**Stated task:** Below are the records; reproduce all of them exactly but without any images.

**Given data:**
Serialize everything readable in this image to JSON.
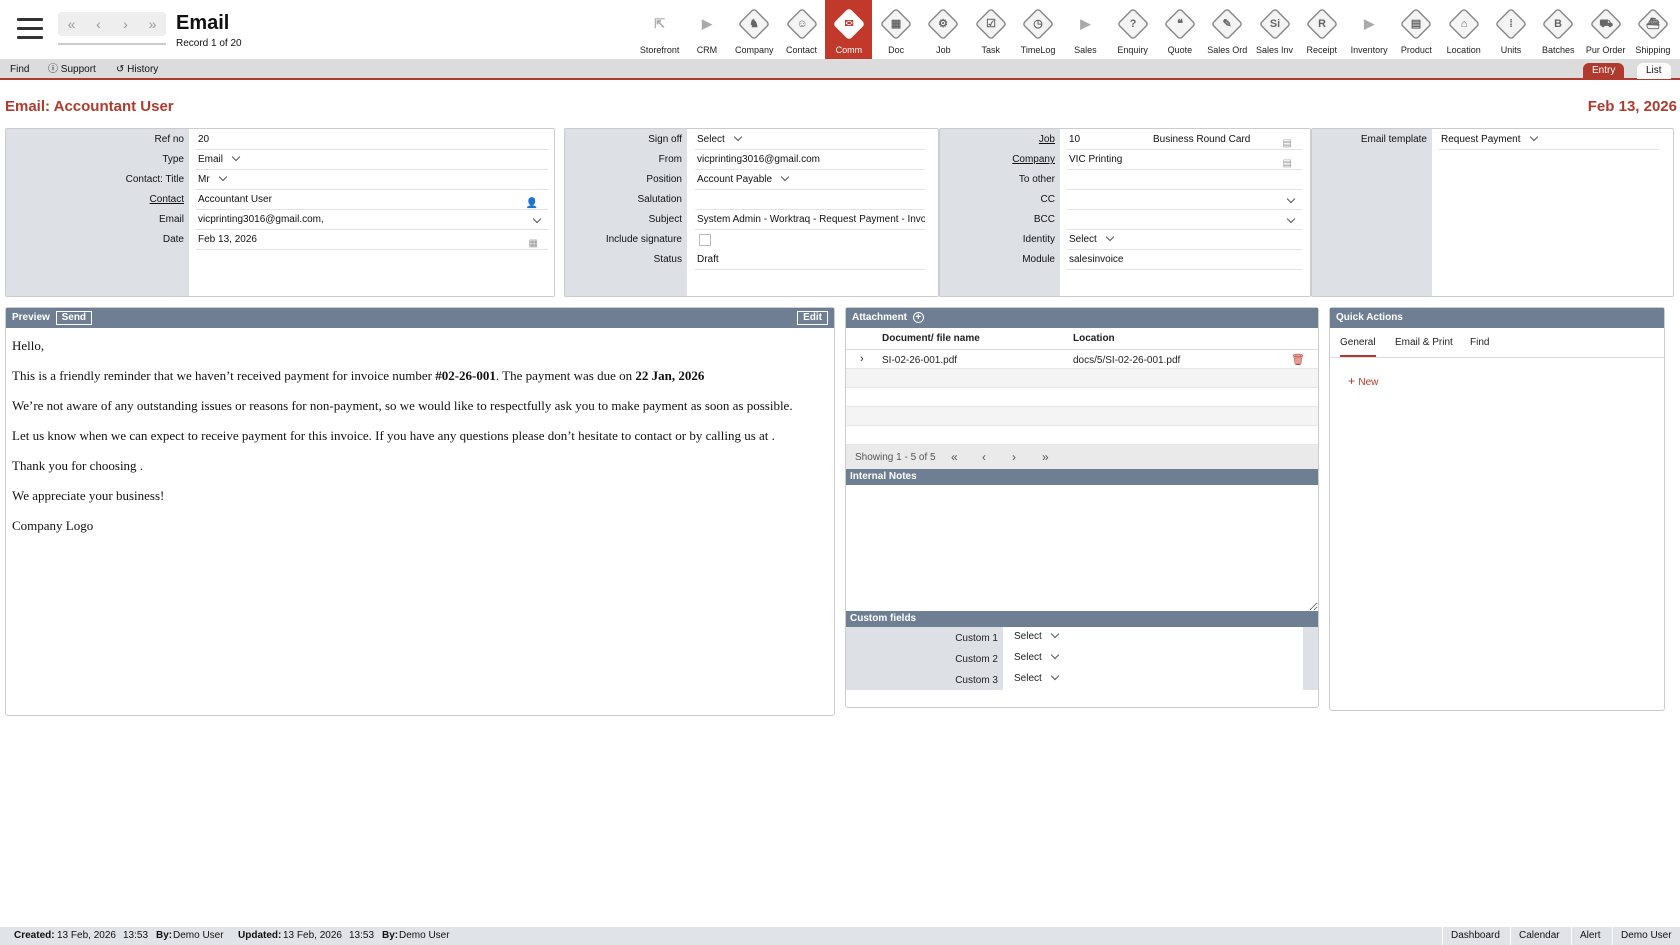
{
  "header": {
    "title": "Email",
    "record": "Record 1 of 20",
    "nav": [
      "«",
      "‹",
      "›",
      "»"
    ]
  },
  "modules": [
    {
      "label": "Storefront",
      "glyph": "⇱",
      "plain": true
    },
    {
      "label": "CRM",
      "glyph": "▶",
      "plain": true
    },
    {
      "label": "Company",
      "glyph": "♞"
    },
    {
      "label": "Contact",
      "glyph": "☺"
    },
    {
      "label": "Comm",
      "glyph": "✉",
      "active": true
    },
    {
      "label": "Doc",
      "glyph": "▦"
    },
    {
      "label": "Job",
      "glyph": "⚙"
    },
    {
      "label": "Task",
      "glyph": "☑"
    },
    {
      "label": "TimeLog",
      "glyph": "◷"
    },
    {
      "label": "Sales",
      "glyph": "▶",
      "plain": true
    },
    {
      "label": "Enquiry",
      "glyph": "?"
    },
    {
      "label": "Quote",
      "glyph": "❝"
    },
    {
      "label": "Sales Ord",
      "glyph": "✎"
    },
    {
      "label": "Sales Inv",
      "glyph": "Si"
    },
    {
      "label": "Receipt",
      "glyph": "R"
    },
    {
      "label": "Inventory",
      "glyph": "▶",
      "plain": true
    },
    {
      "label": "Product",
      "glyph": "▤"
    },
    {
      "label": "Location",
      "glyph": "⌂"
    },
    {
      "label": "Units",
      "glyph": "⁞"
    },
    {
      "label": "Batches",
      "glyph": "B"
    },
    {
      "label": "Pur Order",
      "glyph": "⛟"
    },
    {
      "label": "Shipping",
      "glyph": "⛴"
    }
  ],
  "menu": {
    "find": "Find",
    "support": "Support",
    "history": "History",
    "entry": "Entry",
    "list": "List"
  },
  "page": {
    "heading": "Email: Accountant User",
    "date": "Feb 13, 2026"
  },
  "panel1": [
    {
      "label": "Ref no",
      "value": "20"
    },
    {
      "label": "Type",
      "value": "Email",
      "select": true
    },
    {
      "label": "Contact: Title",
      "value": "Mr",
      "select": true
    },
    {
      "label": "Contact",
      "value": "Accountant User",
      "link": true,
      "icon": "person-icon"
    },
    {
      "label": "Email",
      "value": "vicprinting3016@gmail.com,",
      "rchev": true
    },
    {
      "label": "Date",
      "value": "Feb 13, 2026",
      "icon": "calendar-icon"
    }
  ],
  "panel2": [
    {
      "label": "Sign off",
      "value": "Select",
      "select": true
    },
    {
      "label": "From",
      "value": "vicprinting3016@gmail.com"
    },
    {
      "label": "Position",
      "value": "Account Payable",
      "select": true
    },
    {
      "label": "Salutation",
      "value": ""
    },
    {
      "label": "Subject",
      "value": "System Admin - Worktraq - Request Payment - Invo"
    },
    {
      "label": "Include signature",
      "value": "",
      "checkbox": true
    },
    {
      "label": "Status",
      "value": "Draft"
    }
  ],
  "panel3": [
    {
      "label": "Job",
      "value": "10",
      "extra": "Business Round Card",
      "link": true,
      "icon": "doc-icon"
    },
    {
      "label": "Company",
      "value": "VIC Printing",
      "link": true,
      "icon": "doc-icon"
    },
    {
      "label": "To other",
      "value": ""
    },
    {
      "label": "CC",
      "value": "",
      "rchev": true
    },
    {
      "label": "BCC",
      "value": "",
      "rchev": true
    },
    {
      "label": "Identity",
      "value": "Select",
      "select": true
    },
    {
      "label": "Module",
      "value": "salesinvoice"
    }
  ],
  "panel4": [
    {
      "label": "Email template",
      "value": "Request Payment",
      "select": true
    }
  ],
  "preview": {
    "label": "Preview",
    "send": "Send",
    "edit": "Edit",
    "p1": "Hello,",
    "p2a": "This is a friendly reminder that we haven’t received payment for invoice number ",
    "p2b": "#02-26-001",
    "p2c": ". The payment was due on ",
    "p2d": "22 Jan, 2026",
    "p3": "We’re not aware of any outstanding issues or reasons for non-payment, so we would like to respectfully ask you to make payment as soon as possible.",
    "p4": "Let us know when we can expect to receive payment for this invoice. If you have any questions please don’t hesitate to contact or by calling us at .",
    "p5": "Thank you for choosing .",
    "p6": "We appreciate your business!",
    "logo": "Company Logo"
  },
  "attachment": {
    "title": "Attachment",
    "col1": "Document/ file name",
    "col2": "Location",
    "rows": [
      {
        "name": "SI-02-26-001.pdf",
        "location": "docs/5/SI-02-26-001.pdf"
      }
    ],
    "showing": "Showing 1 - 5 of 5",
    "pager": [
      "«",
      "‹",
      "›",
      "»"
    ]
  },
  "notes": {
    "title": "Internal Notes"
  },
  "custom": {
    "title": "Custom fields",
    "rows": [
      {
        "label": "Custom 1",
        "value": "Select"
      },
      {
        "label": "Custom 2",
        "value": "Select"
      },
      {
        "label": "Custom 3",
        "value": "Select"
      }
    ]
  },
  "quick": {
    "title": "Quick Actions",
    "tabs": [
      "General",
      "Email & Print",
      "Find"
    ],
    "new": "New"
  },
  "status": {
    "created_l": "Created:",
    "created_v": "13 Feb, 2026",
    "created_t": "13:53",
    "by1_l": "By:",
    "by1_v": "Demo User",
    "updated_l": "Updated:",
    "updated_v": "13 Feb, 2026",
    "updated_t": "13:53",
    "by2_l": "By:",
    "by2_v": "Demo User",
    "buttons": [
      "Dashboard",
      "Calendar",
      "Alert",
      "Demo User"
    ]
  },
  "colors": {
    "accent": "#b03a2e",
    "header": "#6e7f93"
  }
}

**Reply:**
Serialize everything readable in this image to JSON.
{
  "header": {
    "title": "Email",
    "record": "Record 1 of 20",
    "nav": [
      "«",
      "‹",
      "›",
      "»"
    ]
  },
  "modules": [
    {
      "label": "Storefront",
      "glyph": "⇱",
      "plain": true
    },
    {
      "label": "CRM",
      "glyph": "▶",
      "plain": true
    },
    {
      "label": "Company",
      "glyph": "♞"
    },
    {
      "label": "Contact",
      "glyph": "☺"
    },
    {
      "label": "Comm",
      "glyph": "✉",
      "active": true
    },
    {
      "label": "Doc",
      "glyph": "▦"
    },
    {
      "label": "Job",
      "glyph": "⚙"
    },
    {
      "label": "Task",
      "glyph": "☑"
    },
    {
      "label": "TimeLog",
      "glyph": "◷"
    },
    {
      "label": "Sales",
      "glyph": "▶",
      "plain": true
    },
    {
      "label": "Enquiry",
      "glyph": "?"
    },
    {
      "label": "Quote",
      "glyph": "❝"
    },
    {
      "label": "Sales Ord",
      "glyph": "✎"
    },
    {
      "label": "Sales Inv",
      "glyph": "Si"
    },
    {
      "label": "Receipt",
      "glyph": "R"
    },
    {
      "label": "Inventory",
      "glyph": "▶",
      "plain": true
    },
    {
      "label": "Product",
      "glyph": "▤"
    },
    {
      "label": "Location",
      "glyph": "⌂"
    },
    {
      "label": "Units",
      "glyph": "⁞"
    },
    {
      "label": "Batches",
      "glyph": "B"
    },
    {
      "label": "Pur Order",
      "glyph": "⛟"
    },
    {
      "label": "Shipping",
      "glyph": "⛴"
    }
  ],
  "menu": {
    "find": "Find",
    "support": "Support",
    "history": "History",
    "entry": "Entry",
    "list": "List"
  },
  "page": {
    "heading": "Email: Accountant User",
    "date": "Feb 13, 2026"
  },
  "panel1": [
    {
      "label": "Ref no",
      "value": "20"
    },
    {
      "label": "Type",
      "value": "Email",
      "select": true
    },
    {
      "label": "Contact: Title",
      "value": "Mr",
      "select": true
    },
    {
      "label": "Contact",
      "value": "Accountant User",
      "link": true,
      "icon": "person-icon"
    },
    {
      "label": "Email",
      "value": "vicprinting3016@gmail.com,",
      "rchev": true
    },
    {
      "label": "Date",
      "value": "Feb 13, 2026",
      "icon": "calendar-icon"
    }
  ],
  "panel2": [
    {
      "label": "Sign off",
      "value": "Select",
      "select": true
    },
    {
      "label": "From",
      "value": "vicprinting3016@gmail.com"
    },
    {
      "label": "Position",
      "value": "Account Payable",
      "select": true
    },
    {
      "label": "Salutation",
      "value": ""
    },
    {
      "label": "Subject",
      "value": "System Admin - Worktraq - Request Payment - Invo"
    },
    {
      "label": "Include signature",
      "value": "",
      "checkbox": true
    },
    {
      "label": "Status",
      "value": "Draft"
    }
  ],
  "panel3": [
    {
      "label": "Job",
      "value": "10",
      "extra": "Business Round Card",
      "link": true,
      "icon": "doc-icon"
    },
    {
      "label": "Company",
      "value": "VIC Printing",
      "link": true,
      "icon": "doc-icon"
    },
    {
      "label": "To other",
      "value": ""
    },
    {
      "label": "CC",
      "value": "",
      "rchev": true
    },
    {
      "label": "BCC",
      "value": "",
      "rchev": true
    },
    {
      "label": "Identity",
      "value": "Select",
      "select": true
    },
    {
      "label": "Module",
      "value": "salesinvoice"
    }
  ],
  "panel4": [
    {
      "label": "Email template",
      "value": "Request Payment",
      "select": true
    }
  ],
  "preview": {
    "label": "Preview",
    "send": "Send",
    "edit": "Edit",
    "p1": "Hello,",
    "p2a": "This is a friendly reminder that we haven’t received payment for invoice number ",
    "p2b": "#02-26-001",
    "p2c": ". The payment was due on ",
    "p2d": "22 Jan, 2026",
    "p3": "We’re not aware of any outstanding issues or reasons for non-payment, so we would like to respectfully ask you to make payment as soon as possible.",
    "p4": "Let us know when we can expect to receive payment for this invoice. If you have any questions please don’t hesitate to contact or by calling us at .",
    "p5": "Thank you for choosing .",
    "p6": "We appreciate your business!",
    "logo": "Company Logo"
  },
  "attachment": {
    "title": "Attachment",
    "col1": "Document/ file name",
    "col2": "Location",
    "rows": [
      {
        "name": "SI-02-26-001.pdf",
        "location": "docs/5/SI-02-26-001.pdf"
      }
    ],
    "showing": "Showing 1 - 5 of 5",
    "pager": [
      "«",
      "‹",
      "›",
      "»"
    ]
  },
  "notes": {
    "title": "Internal Notes"
  },
  "custom": {
    "title": "Custom fields",
    "rows": [
      {
        "label": "Custom 1",
        "value": "Select"
      },
      {
        "label": "Custom 2",
        "value": "Select"
      },
      {
        "label": "Custom 3",
        "value": "Select"
      }
    ]
  },
  "quick": {
    "title": "Quick Actions",
    "tabs": [
      "General",
      "Email & Print",
      "Find"
    ],
    "new": "New"
  },
  "status": {
    "created_l": "Created:",
    "created_v": "13 Feb, 2026",
    "created_t": "13:53",
    "by1_l": "By:",
    "by1_v": "Demo User",
    "updated_l": "Updated:",
    "updated_v": "13 Feb, 2026",
    "updated_t": "13:53",
    "by2_l": "By:",
    "by2_v": "Demo User",
    "buttons": [
      "Dashboard",
      "Calendar",
      "Alert",
      "Demo User"
    ]
  },
  "colors": {
    "accent": "#b03a2e",
    "header": "#6e7f93"
  }
}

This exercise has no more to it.